Problem to work on
In the entries that follow, how many lines contain the word "Vinyas"? Answer with the number only.

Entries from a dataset
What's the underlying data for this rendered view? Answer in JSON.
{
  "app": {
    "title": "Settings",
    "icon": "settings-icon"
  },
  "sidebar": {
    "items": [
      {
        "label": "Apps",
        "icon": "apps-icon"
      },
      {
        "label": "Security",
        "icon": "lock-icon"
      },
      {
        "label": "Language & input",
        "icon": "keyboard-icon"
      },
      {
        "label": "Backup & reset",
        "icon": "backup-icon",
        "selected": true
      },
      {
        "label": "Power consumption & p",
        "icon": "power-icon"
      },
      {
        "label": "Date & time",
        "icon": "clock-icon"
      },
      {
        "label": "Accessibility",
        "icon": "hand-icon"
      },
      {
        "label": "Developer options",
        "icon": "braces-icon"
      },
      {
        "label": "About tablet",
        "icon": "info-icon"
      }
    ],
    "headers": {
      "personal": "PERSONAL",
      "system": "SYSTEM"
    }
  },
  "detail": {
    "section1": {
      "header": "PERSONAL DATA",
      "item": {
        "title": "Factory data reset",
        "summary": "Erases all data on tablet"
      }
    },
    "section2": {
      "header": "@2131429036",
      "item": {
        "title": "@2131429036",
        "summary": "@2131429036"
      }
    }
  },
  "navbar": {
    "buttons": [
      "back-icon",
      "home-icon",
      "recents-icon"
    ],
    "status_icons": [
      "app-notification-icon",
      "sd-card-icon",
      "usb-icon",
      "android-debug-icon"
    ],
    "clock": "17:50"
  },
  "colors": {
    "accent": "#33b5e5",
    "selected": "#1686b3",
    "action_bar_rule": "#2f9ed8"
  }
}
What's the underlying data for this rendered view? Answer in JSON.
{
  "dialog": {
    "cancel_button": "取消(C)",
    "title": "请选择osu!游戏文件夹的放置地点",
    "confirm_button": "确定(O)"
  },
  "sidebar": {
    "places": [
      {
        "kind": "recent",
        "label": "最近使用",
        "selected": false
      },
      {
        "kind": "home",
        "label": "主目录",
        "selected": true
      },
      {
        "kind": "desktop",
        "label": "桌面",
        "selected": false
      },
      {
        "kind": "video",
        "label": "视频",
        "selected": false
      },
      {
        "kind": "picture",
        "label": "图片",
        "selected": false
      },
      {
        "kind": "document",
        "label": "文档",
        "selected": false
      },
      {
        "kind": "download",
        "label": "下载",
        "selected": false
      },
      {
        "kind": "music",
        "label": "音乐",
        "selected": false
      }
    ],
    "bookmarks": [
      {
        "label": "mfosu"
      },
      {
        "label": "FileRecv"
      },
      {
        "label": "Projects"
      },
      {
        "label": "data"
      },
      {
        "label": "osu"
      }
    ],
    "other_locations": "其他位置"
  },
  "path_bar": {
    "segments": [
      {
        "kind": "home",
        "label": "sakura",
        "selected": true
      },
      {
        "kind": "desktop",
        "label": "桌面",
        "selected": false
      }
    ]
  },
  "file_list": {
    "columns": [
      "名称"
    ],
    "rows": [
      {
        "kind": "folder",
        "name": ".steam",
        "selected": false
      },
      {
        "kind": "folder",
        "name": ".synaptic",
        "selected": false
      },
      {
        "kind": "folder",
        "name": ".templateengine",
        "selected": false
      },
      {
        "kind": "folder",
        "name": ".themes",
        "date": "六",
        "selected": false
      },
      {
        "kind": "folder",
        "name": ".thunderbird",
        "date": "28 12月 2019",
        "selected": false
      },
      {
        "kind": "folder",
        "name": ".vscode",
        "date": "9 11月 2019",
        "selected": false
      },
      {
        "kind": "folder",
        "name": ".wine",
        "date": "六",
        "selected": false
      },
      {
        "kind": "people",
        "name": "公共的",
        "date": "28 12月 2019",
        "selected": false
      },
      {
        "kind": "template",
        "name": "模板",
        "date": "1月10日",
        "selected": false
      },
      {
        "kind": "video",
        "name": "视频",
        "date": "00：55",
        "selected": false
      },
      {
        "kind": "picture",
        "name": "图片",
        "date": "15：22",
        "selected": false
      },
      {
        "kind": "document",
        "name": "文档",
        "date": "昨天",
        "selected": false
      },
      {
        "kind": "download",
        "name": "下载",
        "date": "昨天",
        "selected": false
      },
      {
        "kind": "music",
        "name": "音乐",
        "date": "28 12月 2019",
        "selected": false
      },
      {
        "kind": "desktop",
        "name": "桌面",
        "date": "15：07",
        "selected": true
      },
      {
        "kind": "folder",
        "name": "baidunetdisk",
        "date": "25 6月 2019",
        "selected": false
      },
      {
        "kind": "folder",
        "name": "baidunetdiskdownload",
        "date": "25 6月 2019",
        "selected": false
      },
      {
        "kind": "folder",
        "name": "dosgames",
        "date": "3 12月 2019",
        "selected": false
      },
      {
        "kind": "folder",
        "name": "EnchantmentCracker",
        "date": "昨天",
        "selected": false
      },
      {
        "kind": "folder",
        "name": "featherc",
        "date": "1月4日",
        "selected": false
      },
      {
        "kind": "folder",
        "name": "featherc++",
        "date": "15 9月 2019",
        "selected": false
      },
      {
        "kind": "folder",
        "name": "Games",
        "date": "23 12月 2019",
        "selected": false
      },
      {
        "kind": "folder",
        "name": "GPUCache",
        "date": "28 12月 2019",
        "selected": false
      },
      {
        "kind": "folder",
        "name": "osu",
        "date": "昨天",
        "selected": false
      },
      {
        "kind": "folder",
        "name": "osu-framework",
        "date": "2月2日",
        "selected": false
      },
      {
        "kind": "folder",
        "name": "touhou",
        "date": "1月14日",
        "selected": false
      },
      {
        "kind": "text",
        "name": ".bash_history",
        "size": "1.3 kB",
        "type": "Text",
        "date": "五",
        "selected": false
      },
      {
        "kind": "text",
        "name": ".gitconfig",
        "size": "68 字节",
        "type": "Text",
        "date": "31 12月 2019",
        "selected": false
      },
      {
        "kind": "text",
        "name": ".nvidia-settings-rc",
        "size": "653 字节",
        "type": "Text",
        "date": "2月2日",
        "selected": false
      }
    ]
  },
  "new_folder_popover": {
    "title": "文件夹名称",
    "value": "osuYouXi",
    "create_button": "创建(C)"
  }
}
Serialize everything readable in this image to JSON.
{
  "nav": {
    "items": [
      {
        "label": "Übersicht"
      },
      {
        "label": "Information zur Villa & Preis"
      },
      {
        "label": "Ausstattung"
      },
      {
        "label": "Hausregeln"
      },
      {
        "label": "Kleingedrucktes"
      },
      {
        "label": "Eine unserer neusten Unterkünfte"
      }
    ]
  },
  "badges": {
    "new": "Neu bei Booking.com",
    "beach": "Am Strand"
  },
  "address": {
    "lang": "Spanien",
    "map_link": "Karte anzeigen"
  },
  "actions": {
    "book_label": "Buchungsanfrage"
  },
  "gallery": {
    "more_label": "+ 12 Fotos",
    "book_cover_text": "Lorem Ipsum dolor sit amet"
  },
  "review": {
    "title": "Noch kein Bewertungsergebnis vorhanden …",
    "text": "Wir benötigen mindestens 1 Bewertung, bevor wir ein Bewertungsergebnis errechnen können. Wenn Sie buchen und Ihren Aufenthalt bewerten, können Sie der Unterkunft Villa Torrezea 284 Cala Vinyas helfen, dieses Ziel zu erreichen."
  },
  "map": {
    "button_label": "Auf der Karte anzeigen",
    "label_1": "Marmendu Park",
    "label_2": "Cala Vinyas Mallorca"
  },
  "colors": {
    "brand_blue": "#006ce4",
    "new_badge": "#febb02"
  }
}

Reply
2